- [Goal of the exercise]: Format the listing from the line with "comment-text: 合肥喝的 bbox=[140, 1074, 260, 1109]" to the line with "avatar[interactable] bbox=[49, 364, 117, 432]", both included, as a JSON array of strings with one string per line and blank lines omitted. Include no other lines.

Image region annotations:
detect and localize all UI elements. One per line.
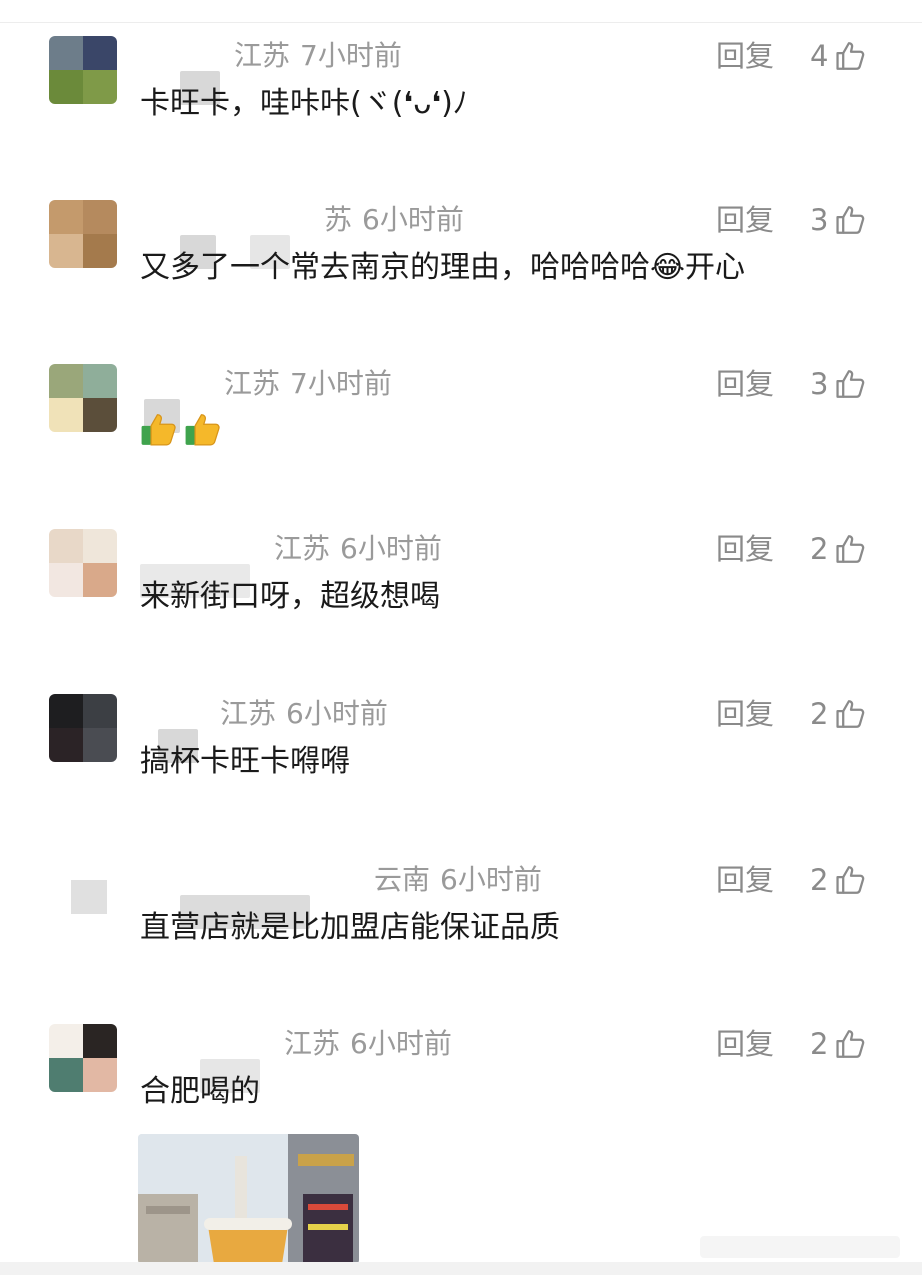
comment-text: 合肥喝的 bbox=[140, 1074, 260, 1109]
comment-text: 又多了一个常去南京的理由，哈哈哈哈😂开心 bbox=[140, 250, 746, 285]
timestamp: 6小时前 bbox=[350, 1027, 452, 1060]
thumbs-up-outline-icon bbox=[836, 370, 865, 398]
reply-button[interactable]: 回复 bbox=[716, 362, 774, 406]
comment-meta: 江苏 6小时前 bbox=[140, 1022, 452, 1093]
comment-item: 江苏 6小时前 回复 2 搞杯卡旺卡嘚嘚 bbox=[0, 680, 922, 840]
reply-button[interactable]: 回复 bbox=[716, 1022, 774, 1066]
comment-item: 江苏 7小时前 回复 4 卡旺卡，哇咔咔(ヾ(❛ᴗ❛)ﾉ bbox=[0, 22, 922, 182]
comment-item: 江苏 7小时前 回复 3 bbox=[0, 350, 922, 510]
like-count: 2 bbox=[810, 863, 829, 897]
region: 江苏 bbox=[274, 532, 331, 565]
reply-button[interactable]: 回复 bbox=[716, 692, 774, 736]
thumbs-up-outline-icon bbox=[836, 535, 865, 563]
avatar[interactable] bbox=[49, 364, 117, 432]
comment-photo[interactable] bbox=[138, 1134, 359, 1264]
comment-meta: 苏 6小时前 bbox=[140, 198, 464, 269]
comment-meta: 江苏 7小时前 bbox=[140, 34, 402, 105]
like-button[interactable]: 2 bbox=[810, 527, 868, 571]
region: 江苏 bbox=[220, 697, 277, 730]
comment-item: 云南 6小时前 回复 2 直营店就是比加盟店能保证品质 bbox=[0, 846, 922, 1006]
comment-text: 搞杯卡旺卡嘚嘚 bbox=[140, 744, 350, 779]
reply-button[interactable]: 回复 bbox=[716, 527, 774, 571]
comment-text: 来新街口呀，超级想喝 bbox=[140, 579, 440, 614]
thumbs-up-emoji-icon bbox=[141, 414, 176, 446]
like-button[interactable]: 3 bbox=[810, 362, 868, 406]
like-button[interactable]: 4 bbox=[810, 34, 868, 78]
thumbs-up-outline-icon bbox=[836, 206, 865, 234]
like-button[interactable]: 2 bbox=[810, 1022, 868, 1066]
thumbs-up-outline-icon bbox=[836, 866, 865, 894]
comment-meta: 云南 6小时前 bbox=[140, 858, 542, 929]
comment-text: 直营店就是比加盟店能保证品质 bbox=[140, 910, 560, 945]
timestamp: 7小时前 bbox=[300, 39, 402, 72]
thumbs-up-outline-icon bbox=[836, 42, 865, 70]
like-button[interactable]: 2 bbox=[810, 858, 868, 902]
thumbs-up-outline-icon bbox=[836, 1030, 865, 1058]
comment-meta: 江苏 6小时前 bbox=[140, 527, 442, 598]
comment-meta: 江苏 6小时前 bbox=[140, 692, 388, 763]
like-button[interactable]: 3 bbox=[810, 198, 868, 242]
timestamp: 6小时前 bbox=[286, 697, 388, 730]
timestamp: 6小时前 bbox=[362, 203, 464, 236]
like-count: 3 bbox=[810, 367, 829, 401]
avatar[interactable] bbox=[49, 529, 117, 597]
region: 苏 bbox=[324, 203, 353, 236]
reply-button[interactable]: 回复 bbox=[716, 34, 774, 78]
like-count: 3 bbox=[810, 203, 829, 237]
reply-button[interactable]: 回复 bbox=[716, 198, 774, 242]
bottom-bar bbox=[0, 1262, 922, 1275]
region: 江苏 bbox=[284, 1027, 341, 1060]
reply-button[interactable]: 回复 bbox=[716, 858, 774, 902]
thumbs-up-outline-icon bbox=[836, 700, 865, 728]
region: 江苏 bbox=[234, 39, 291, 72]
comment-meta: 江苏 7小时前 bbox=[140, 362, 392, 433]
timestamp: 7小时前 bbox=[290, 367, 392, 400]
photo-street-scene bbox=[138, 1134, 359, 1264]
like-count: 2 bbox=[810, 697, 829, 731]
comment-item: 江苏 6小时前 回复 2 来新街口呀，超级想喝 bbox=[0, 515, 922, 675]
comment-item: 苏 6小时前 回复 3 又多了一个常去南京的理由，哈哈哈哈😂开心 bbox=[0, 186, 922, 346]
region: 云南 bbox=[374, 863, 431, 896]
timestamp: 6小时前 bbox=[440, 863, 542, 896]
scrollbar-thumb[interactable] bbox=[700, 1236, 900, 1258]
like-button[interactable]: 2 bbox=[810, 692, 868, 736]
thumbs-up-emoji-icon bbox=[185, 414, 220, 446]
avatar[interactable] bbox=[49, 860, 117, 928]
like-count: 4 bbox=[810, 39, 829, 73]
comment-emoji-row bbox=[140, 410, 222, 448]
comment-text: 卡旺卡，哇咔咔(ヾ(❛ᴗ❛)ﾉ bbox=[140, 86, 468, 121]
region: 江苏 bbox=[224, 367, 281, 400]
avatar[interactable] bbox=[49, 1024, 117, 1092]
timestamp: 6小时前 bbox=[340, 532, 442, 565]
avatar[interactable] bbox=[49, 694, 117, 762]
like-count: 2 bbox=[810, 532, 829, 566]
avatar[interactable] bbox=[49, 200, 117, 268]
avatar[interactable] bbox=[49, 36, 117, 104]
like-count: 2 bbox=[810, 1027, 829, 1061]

--

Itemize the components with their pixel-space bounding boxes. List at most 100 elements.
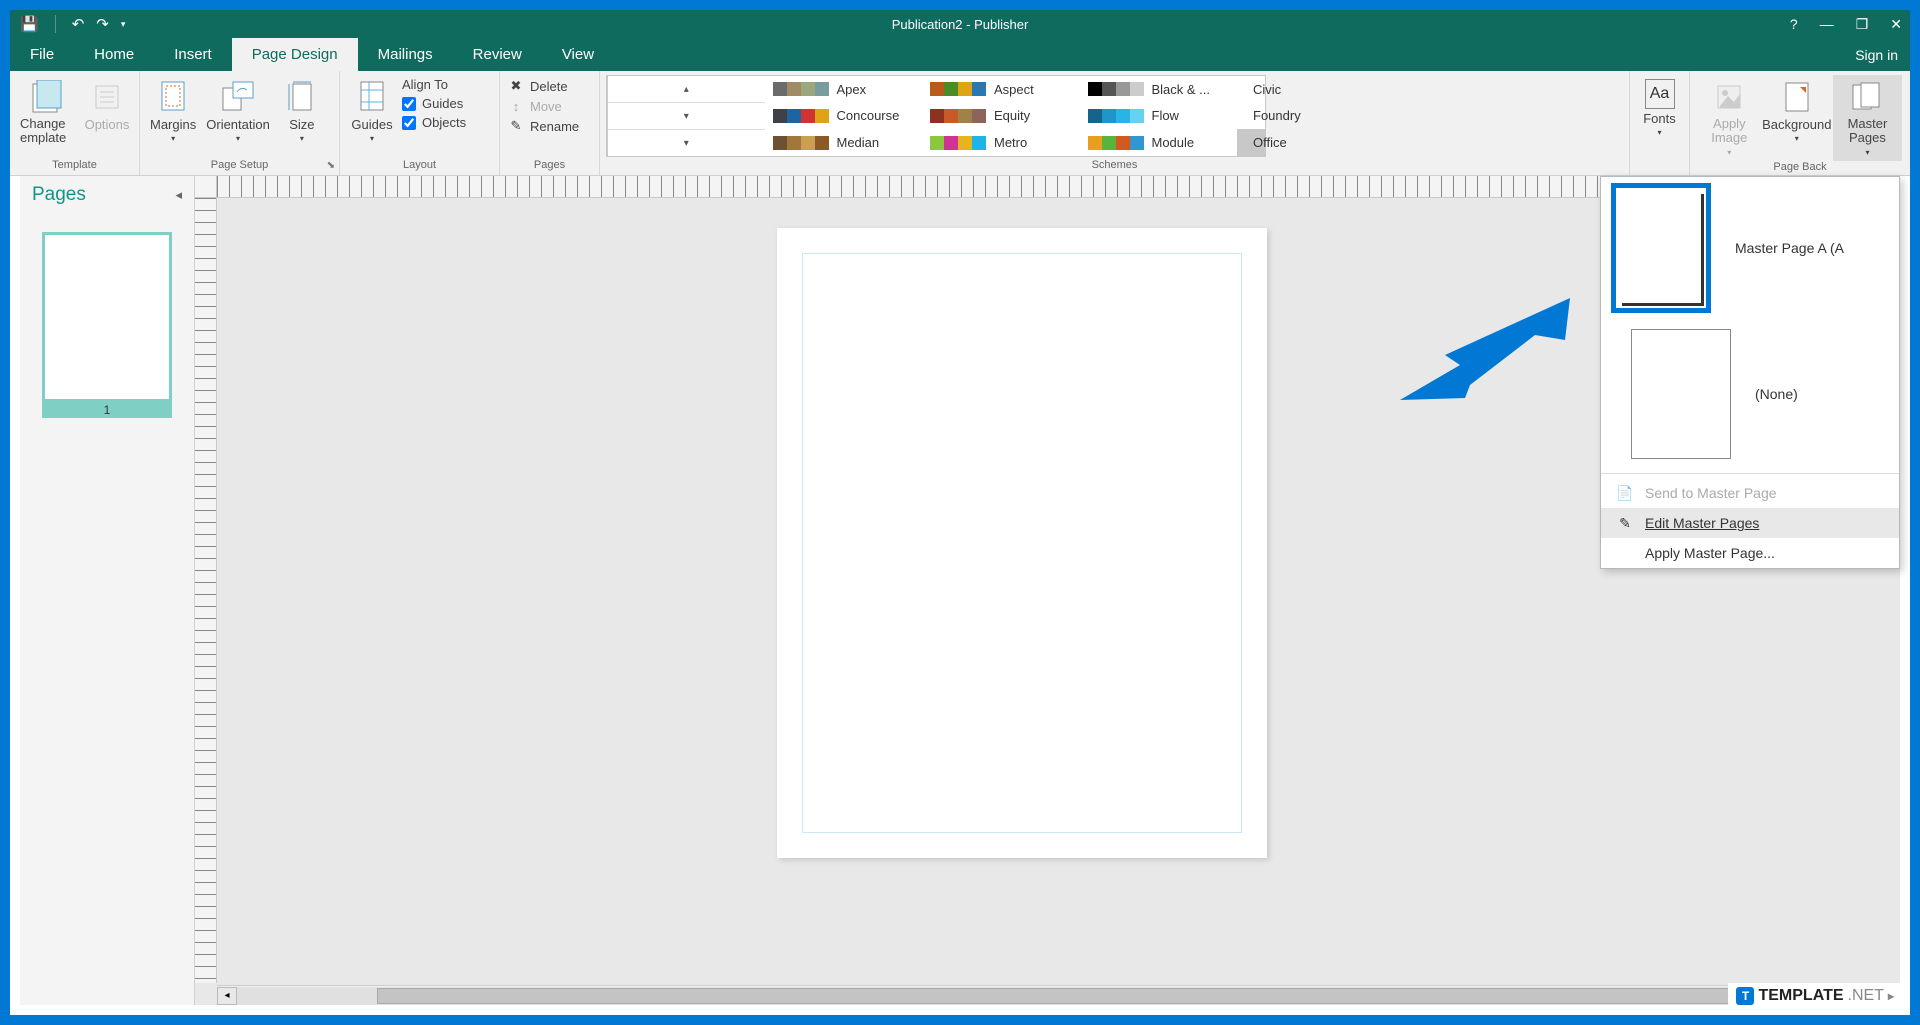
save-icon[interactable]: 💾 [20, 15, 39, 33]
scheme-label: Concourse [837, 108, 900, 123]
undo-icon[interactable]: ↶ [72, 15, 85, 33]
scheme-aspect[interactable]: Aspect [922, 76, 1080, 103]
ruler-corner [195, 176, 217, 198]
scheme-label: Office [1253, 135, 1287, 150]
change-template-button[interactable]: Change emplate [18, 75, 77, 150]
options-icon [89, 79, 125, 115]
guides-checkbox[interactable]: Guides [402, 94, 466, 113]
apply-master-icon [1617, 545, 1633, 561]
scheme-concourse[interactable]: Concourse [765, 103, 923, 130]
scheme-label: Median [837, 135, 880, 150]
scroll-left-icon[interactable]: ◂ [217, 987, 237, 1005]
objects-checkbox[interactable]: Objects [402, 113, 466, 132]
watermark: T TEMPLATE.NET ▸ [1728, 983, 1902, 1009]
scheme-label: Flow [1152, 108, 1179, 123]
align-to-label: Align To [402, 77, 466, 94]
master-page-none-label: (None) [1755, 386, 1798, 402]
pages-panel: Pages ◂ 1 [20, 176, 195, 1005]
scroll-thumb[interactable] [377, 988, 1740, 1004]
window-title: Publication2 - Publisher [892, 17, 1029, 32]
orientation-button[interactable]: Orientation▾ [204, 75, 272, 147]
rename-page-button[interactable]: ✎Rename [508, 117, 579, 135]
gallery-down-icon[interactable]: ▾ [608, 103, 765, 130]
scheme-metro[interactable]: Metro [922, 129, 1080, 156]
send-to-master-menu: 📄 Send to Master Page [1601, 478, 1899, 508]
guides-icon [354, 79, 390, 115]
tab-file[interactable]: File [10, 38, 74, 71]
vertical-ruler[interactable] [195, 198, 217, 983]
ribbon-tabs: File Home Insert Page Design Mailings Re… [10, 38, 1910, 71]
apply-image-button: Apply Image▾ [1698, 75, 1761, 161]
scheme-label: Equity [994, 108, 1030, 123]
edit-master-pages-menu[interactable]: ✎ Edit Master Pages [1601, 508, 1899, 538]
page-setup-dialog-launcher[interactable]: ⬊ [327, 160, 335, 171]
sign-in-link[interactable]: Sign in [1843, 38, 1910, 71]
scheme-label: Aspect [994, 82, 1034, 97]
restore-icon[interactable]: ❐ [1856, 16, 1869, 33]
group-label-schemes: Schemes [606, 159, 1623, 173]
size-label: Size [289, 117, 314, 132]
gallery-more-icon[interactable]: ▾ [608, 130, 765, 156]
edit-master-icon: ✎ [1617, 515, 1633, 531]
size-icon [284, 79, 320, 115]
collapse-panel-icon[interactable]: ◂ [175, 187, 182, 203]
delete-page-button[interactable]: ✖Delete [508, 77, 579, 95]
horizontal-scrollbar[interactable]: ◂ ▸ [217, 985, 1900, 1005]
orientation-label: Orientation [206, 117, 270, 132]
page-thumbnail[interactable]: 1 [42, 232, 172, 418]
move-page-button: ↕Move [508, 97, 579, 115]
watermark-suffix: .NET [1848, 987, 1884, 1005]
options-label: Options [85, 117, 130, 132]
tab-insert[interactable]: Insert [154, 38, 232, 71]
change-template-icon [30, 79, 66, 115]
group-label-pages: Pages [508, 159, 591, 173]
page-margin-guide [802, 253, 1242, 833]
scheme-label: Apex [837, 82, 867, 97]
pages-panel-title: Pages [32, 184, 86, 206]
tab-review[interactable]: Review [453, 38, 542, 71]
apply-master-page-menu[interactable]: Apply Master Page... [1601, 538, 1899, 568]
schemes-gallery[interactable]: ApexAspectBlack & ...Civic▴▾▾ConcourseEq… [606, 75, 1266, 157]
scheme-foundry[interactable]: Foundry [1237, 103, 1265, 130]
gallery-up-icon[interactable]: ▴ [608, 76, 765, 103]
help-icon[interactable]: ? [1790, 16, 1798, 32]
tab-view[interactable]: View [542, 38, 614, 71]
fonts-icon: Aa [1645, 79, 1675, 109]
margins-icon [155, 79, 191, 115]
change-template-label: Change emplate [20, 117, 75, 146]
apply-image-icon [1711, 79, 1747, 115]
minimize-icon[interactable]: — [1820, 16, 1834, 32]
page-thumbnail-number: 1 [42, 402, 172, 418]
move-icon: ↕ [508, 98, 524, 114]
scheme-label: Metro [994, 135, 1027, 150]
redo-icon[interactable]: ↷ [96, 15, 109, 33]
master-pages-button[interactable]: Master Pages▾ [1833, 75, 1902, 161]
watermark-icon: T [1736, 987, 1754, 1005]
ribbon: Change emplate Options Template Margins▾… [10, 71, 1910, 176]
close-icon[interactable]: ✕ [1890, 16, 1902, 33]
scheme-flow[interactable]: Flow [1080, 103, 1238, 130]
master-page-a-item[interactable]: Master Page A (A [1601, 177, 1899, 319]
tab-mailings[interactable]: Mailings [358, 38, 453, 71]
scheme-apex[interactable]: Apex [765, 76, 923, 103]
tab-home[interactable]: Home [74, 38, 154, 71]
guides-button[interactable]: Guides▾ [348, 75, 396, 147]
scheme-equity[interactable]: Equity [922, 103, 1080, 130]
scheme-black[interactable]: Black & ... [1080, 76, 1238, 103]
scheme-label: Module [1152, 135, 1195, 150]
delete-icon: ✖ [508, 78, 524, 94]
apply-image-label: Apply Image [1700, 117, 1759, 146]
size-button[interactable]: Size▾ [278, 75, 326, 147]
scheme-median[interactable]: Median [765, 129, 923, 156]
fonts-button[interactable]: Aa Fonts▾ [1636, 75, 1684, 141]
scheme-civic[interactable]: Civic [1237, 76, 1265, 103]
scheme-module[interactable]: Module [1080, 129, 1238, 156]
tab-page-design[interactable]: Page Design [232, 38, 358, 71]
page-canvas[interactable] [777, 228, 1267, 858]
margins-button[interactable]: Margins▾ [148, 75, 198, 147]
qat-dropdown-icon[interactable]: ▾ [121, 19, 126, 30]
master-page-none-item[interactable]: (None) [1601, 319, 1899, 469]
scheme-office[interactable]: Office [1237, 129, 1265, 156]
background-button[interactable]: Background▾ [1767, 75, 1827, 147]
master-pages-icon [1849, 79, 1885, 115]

- [Worked answer]:
[
  "comment-text: 合肥喝的 bbox=[140, 1074, 260, 1109]",
  "comment-text: 又多了一个常去南京的理由，哈哈哈哈😂开心 bbox=[140, 250, 746, 285]",
  "timestamp: 6小时前 bbox=[350, 1027, 452, 1060]",
  "thumbs-up-outline-icon bbox=[836, 370, 865, 398]",
  "reply-button[interactable]: 回复 bbox=[716, 362, 774, 406]",
  "comment-meta: 江苏 6小时前 bbox=[140, 1022, 452, 1093]",
  "comment-item: 江苏 6小时前 回复 2 搞杯卡旺卡嘚嘚 bbox=[0, 680, 922, 840]",
  "reply-button[interactable]: 回复 bbox=[716, 1022, 774, 1066]",
  "comment-item: 江苏 7小时前 回复 4 卡旺卡，哇咔咔(ヾ(❛ᴗ❛)ﾉ bbox=[0, 22, 922, 182]",
  "comment-item: 江苏 7小时前 回复 3 bbox=[0, 350, 922, 510]",
  "like-count: 2 bbox=[810, 863, 829, 897]",
  "region: 江苏 bbox=[274, 532, 331, 565]",
  "reply-button[interactable]: 回复 bbox=[716, 692, 774, 736]",
  "thumbs-up-outline-icon bbox=[836, 535, 865, 563]",
  "avatar[interactable] bbox=[49, 364, 117, 432]"
]